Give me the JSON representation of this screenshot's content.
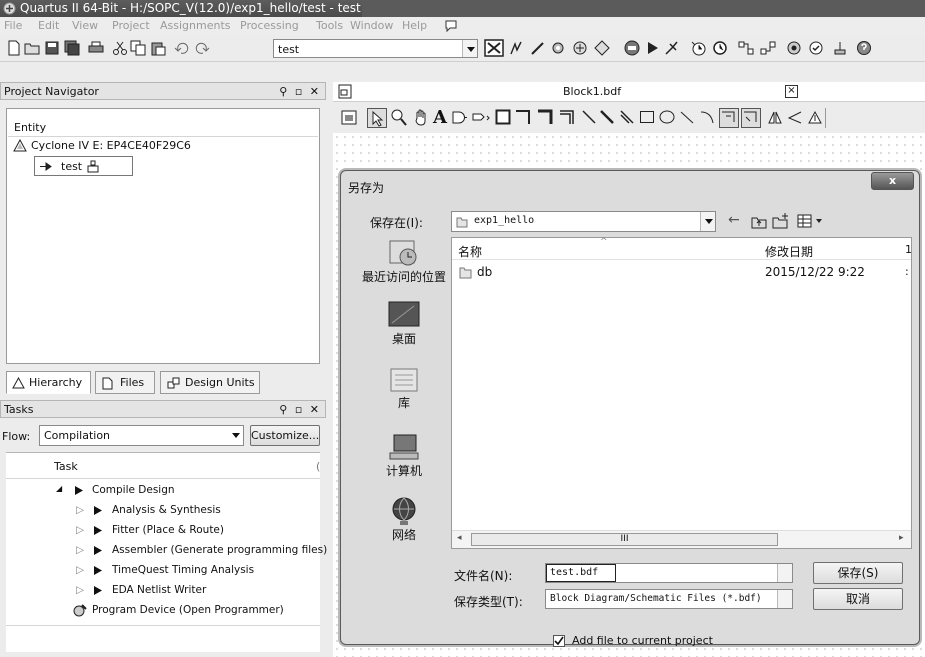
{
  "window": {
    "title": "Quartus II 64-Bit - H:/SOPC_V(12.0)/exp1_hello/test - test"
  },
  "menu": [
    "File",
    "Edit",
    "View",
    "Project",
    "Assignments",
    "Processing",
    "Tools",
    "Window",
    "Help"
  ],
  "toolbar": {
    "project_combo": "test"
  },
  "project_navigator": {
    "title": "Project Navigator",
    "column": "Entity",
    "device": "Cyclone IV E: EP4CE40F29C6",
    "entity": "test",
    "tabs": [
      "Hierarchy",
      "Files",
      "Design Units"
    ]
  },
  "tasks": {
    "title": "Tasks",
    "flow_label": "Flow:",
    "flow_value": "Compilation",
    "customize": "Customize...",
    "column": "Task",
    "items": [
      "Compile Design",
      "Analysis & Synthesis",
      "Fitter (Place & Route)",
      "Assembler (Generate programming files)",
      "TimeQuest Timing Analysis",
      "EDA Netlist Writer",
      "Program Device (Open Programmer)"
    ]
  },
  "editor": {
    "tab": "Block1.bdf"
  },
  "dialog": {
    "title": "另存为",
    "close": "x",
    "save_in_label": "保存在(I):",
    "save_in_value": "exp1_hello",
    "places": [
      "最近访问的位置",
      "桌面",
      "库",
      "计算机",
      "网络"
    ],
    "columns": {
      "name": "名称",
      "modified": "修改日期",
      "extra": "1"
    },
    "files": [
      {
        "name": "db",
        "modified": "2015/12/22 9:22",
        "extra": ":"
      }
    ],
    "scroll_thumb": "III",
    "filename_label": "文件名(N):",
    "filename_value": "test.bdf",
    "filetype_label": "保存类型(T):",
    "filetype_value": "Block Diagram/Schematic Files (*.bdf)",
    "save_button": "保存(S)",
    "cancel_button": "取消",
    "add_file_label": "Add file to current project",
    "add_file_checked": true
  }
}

...

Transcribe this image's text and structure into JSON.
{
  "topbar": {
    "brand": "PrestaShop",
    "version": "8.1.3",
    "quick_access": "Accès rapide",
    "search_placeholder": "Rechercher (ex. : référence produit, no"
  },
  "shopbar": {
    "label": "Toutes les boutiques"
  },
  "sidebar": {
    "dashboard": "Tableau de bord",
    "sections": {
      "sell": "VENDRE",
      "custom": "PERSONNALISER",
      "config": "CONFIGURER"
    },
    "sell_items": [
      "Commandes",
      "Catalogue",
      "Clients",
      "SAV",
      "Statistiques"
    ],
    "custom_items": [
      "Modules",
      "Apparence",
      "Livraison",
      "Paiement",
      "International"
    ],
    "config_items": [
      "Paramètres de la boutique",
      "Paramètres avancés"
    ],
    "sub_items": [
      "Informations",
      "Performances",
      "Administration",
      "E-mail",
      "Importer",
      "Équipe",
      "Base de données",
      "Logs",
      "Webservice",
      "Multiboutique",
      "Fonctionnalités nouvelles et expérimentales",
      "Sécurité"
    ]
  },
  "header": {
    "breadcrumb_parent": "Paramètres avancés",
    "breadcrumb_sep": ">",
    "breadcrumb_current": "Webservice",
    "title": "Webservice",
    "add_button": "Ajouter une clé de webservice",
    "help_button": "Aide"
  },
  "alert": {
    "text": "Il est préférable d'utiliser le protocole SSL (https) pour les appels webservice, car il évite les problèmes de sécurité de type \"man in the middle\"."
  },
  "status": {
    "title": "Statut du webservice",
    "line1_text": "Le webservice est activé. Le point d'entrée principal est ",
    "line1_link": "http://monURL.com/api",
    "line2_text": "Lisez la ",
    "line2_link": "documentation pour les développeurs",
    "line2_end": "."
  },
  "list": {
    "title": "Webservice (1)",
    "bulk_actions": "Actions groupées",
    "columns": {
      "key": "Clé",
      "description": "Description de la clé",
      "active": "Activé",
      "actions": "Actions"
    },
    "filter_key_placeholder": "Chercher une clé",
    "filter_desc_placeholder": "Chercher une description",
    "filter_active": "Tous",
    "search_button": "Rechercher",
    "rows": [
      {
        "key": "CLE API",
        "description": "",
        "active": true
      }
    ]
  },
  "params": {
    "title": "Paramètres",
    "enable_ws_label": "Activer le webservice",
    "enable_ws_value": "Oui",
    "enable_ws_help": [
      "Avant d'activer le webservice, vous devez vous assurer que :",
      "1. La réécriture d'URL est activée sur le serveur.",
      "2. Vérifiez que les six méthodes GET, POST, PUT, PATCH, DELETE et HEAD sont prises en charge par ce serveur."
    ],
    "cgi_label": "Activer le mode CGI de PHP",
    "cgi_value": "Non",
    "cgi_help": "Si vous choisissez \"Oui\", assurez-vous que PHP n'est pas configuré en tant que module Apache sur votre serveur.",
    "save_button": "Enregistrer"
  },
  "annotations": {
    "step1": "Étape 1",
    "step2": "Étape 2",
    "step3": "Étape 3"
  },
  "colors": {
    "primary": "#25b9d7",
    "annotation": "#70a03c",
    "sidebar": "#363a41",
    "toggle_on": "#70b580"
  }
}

* * *

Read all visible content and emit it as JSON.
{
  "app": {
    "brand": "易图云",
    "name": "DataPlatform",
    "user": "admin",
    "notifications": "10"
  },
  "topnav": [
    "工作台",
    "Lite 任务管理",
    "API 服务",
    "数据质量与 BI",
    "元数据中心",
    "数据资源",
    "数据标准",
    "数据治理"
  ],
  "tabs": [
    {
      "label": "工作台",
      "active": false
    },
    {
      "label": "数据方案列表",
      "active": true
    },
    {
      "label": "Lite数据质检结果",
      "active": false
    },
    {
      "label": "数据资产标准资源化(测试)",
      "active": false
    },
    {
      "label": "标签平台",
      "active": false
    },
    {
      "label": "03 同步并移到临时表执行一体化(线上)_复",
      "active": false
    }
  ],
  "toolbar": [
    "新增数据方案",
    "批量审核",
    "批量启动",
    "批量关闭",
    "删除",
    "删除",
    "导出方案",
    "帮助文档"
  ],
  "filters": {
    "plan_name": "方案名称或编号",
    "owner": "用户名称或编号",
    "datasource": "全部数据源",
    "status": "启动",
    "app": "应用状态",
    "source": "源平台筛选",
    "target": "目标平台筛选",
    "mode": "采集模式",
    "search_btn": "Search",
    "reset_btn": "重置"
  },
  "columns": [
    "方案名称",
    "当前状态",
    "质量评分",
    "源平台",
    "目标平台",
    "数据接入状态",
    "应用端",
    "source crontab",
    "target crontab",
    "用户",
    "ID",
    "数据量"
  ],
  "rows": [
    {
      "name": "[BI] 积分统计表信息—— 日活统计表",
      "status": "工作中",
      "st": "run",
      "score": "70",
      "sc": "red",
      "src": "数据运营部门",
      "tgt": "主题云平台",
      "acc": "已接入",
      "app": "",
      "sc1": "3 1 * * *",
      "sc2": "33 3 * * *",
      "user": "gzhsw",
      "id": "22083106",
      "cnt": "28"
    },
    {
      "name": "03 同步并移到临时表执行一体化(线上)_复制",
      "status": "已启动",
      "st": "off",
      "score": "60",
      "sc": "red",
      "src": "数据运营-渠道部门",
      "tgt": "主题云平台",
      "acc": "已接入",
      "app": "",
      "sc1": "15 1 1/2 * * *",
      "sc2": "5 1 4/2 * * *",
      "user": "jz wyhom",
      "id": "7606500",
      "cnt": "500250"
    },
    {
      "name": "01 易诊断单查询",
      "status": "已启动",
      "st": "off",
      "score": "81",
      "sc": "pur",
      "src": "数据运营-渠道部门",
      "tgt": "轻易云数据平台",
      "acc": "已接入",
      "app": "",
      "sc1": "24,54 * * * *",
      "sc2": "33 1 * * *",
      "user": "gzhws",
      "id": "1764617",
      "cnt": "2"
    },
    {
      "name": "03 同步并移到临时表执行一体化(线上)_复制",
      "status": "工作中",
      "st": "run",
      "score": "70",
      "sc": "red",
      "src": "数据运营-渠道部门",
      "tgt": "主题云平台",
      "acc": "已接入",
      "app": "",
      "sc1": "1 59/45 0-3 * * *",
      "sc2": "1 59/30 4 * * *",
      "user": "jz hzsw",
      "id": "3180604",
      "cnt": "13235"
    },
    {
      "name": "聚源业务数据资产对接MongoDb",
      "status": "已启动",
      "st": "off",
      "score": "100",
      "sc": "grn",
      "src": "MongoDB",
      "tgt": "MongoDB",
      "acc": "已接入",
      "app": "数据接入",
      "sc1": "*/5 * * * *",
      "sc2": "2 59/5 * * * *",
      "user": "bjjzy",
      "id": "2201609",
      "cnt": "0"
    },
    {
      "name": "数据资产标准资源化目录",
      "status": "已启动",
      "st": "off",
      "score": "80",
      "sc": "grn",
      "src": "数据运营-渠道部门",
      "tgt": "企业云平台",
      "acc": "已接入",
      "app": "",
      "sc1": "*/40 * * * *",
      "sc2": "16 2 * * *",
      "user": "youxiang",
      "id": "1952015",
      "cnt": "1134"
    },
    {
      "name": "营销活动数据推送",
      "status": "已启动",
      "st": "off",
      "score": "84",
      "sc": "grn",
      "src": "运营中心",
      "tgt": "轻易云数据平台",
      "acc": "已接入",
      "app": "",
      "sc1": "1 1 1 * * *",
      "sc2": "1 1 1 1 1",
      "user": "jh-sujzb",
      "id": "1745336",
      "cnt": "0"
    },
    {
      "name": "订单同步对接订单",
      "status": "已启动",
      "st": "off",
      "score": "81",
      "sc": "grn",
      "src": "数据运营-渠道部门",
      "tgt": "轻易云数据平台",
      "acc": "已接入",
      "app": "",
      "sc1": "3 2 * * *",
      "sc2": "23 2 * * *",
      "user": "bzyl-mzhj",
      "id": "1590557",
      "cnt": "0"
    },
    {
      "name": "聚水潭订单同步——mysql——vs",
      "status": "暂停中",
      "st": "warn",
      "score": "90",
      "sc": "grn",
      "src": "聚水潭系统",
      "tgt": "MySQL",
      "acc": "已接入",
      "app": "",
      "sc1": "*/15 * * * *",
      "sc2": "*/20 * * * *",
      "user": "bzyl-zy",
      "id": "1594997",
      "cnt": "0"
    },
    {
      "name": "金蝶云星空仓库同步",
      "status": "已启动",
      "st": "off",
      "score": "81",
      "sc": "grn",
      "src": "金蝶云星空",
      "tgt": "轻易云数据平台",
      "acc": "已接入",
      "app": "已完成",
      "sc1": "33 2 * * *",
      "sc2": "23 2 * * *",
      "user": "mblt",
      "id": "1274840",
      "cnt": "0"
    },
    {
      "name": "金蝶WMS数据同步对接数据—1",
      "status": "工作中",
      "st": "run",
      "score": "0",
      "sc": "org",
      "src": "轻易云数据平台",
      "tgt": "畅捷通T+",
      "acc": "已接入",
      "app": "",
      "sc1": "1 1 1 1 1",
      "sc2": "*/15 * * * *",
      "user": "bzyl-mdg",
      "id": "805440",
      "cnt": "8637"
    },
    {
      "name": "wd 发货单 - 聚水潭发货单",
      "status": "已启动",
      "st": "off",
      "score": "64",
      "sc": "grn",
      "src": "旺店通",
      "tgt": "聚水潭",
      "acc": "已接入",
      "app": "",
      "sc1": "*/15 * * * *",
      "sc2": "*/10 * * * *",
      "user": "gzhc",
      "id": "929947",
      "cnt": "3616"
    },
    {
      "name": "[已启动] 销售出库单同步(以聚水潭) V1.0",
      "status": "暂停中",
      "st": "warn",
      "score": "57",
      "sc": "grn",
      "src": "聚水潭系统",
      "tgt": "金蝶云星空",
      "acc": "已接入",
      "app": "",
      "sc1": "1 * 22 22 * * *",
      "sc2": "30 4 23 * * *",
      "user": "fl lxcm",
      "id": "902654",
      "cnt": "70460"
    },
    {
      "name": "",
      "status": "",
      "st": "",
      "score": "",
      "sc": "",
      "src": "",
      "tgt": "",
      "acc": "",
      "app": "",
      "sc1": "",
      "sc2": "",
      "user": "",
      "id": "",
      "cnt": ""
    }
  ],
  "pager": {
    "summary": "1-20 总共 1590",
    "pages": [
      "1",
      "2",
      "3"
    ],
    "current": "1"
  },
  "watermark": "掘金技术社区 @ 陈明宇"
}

▶ _Task goal_: Tally the lines above that contain the word "content", and reply with only the number.

▶ _Exercise answer_: 2